>>

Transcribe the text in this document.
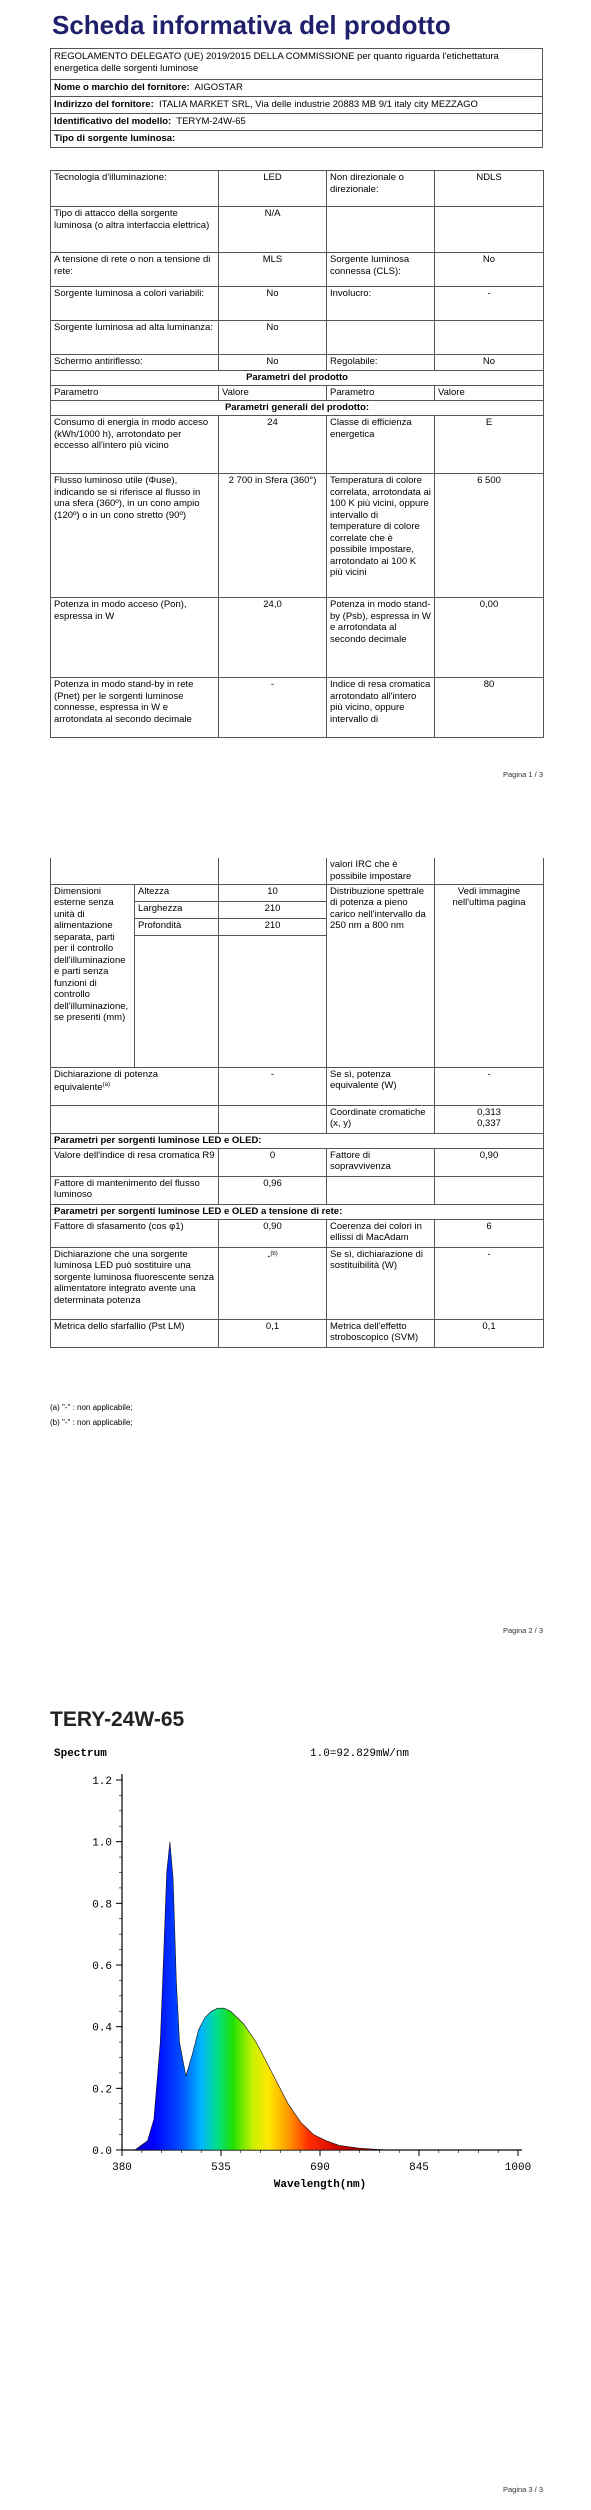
Scheda informativa del prodotto
REGOLAMENTO DELEGATO (UE) 2019/2015 DELLA COMMISSIONE per quanto riguarda l'etichettatura energetica delle sorgenti luminose
Nome o marchio del fornitore: AIGOSTAR
Indirizzo del fornitore: ITALIA MARKET SRL, Via delle industrie 20883 MB 9/1 italy city MEZZAGO
Identificativo del modello: TERYM-24W-65
Tipo di sorgente luminosa:
Tecnologia d'illuminazione:	LED	Non direzionale o direzionale:	NDLS
Tipo di attacco della sorgente luminosa (o altra interfaccia elettrica)	N/A		
A tensione di rete o non a tensione di rete:	MLS	Sorgente luminosa connessa (CLS):	No
Sorgente luminosa a colori variabili:	No	Involucro:	-
Sorgente luminosa ad alta luminanza:	No		
Schermo antiriflesso:	No	Regolabile:	No
Parametri del prodotto			
Parametro	Valore	Parametro	Valore
Parametri generali del prodotto:			
Consumo di energia in modo acceso (kWh/1000 h), arrotondato per eccesso all'intero più vicino	24	Classe di efficienza energetica	E
Flusso luminoso utile (Φuse), indicando se si riferisce al flusso in una sfera (360º), in un cono ampio (120º) o in un cono stretto (90º)	2 700 in Sfera (360°)	Temperatura di colore correlata, arrotondata ai 100 K più vicini, oppure intervallo di temperature di colore correlate che è possibile impostare, arrotondato ai 100 K più vicini	6 500
Potenza in modo acceso (Pon), espressa in W	24,0	Potenza in modo stand-by (Psb), espressa in W e arrotondata al secondo decimale	0,00
Potenza in modo stand-by in rete (Pnet) per le sorgenti luminose connesse, espressa in W e arrotondata al secondo decimale	-	Indice di resa cromatica arrotondato all'intero più vicino, oppure intervallo di	80
Pagina 1 / 3
			valori IRC che è possibile impostare	
Dimensioni esterne senza unità di alimentazione separata, parti per il controllo dell'illuminazione e parti senza funzioni di controllo dell'illuminazione, se presenti (mm)	Altezza	10	Distribuzione spettrale di potenza a pieno carico nell'intervallo da 250 nm a 800 nm	Vedi immagine nell'ultima pagina
	Larghezza	210		
	Profondità	210		

Dichiarazione di potenza equivalente$^{(a)}$		-	Se sì, potenza equivalente (W)	-
			Coordinate cromatiche (x, y)	0,313
0,337

Parametri per sorgenti luminose LED e OLED:				
Valore dell'indice di resa cromatica R9		0	Fattore di sopravvivenza	0,90
Fattore di mantenimento del flusso luminoso		0,96		
Parametri per sorgenti luminose LED e OLED a tensione di rete:				
Fattore di sfasamento (cos φ1)		0,90	Coerenza dei colori in ellissi di MacAdam	6
Dichiarazione che una sorgente luminosa LED può sostituire una sorgente luminosa fluorescente senza alimentatore integrato avente una determinata potenza		-$^{(b)}$	Se sì, dichiarazione di sostituibilità (W)	-
Metrica dello sfarfallio (Pst LM)		0,1	Metrica dell'effetto stroboscopico (SVM)	0,1
(a) "-" : non applicabile;
(b) "-" : non applicabile;
Pagina 2 / 3
TERY-24W-65
0.0
0.2
0.4
0.6
0.8
1.0
1.2
380	535	690	845	1000
Spectrum	1.0=92.829mW/nm
Wavelength(nm)
Pagina 3 / 3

<<

**What is asked:**
Lines of the material that contain the word "prodotto" are to be gathered.

**Answer in full:**
Scheda informativa del prodotto
Parametri del prodotto			
Parametri generali del prodotto:			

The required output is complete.